#### Required task:
Scan the listing below. Report each line that includes "цифрового".

#### Exercise materials:

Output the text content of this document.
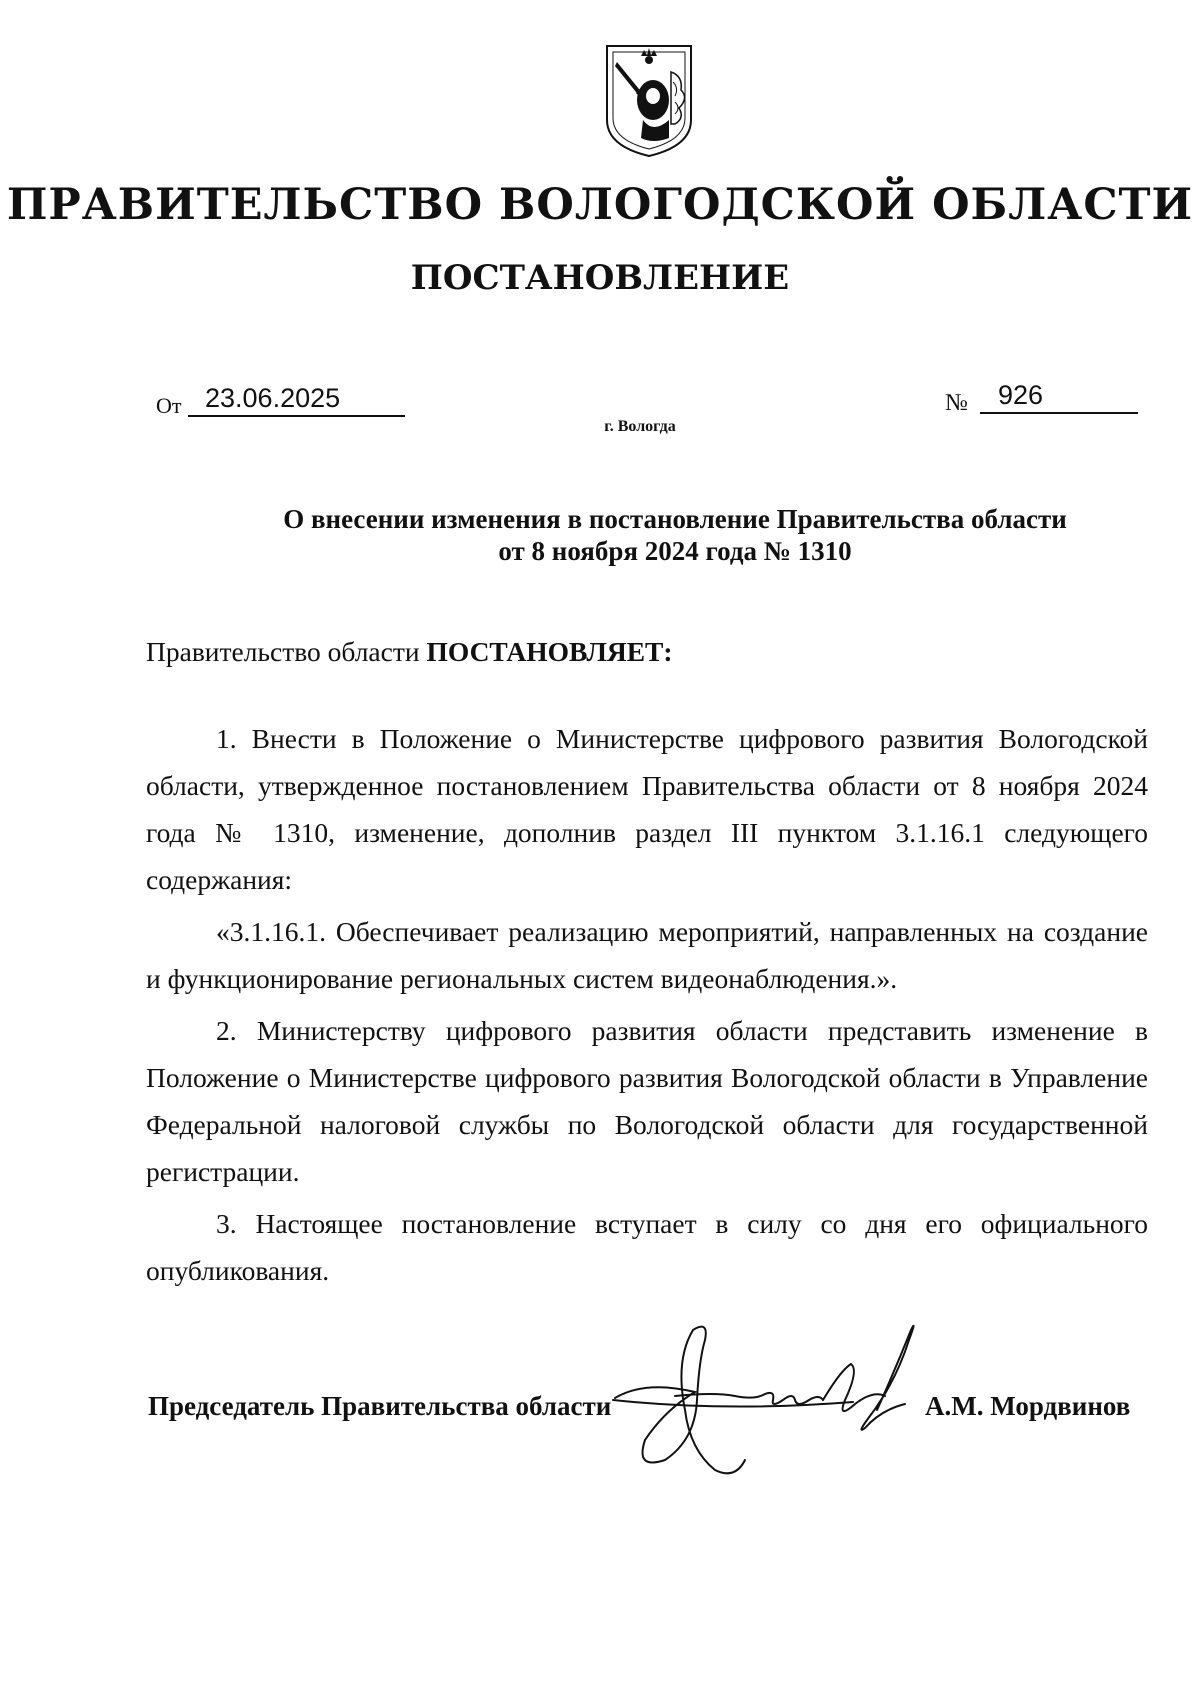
ПРАВИТЕЛЬСТВО ВОЛОГОДСКОЙ ОБЛАСТИ
ПОСТАНОВЛЕНИЕ
От 23.06.2025	№ 926
г. Вологда
О внесении изменения в постановление Правительства области
от 8 ноября 2024 года № 1310

Правительство области ПОСТАНОВЛЯЕТ:

1. Внести в Положение о Министерстве цифрового развития Вологодской области, утвержденное постановлением Правительства области от 8 ноября 2024 года № 1310, изменение, дополнив раздел III пунктом 3.1.16.1 следующего содержания:

«3.1.16.1. Обеспечивает реализацию мероприятий, направленных на создание и функционирование региональных систем видеонаблюдения.».

2. Министерству цифрового развития области представить изменение в Положение о Министерстве цифрового развития Вологодской области в Управление Федеральной налоговой службы по Вологодской области для государственной регистрации.

3. Настоящее постановление вступает в силу со дня его официального опубликования.

Председатель Правительства области	А.М. Мордвинов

#### Output:
1. Внести в Положение о Министерстве цифрового развития Вологодской области, утвержденное постановлением Правительства области от 8 ноября 2024 года № 1310, изменение, дополнив раздел III пунктом 3.1.16.1 следующего содержания:
2. Министерству цифрового развития области представить изменение в Положение о Министерстве цифрового развития Вологодской области в Управление Федеральной налоговой службы по Вологодской области для государственной регистрации.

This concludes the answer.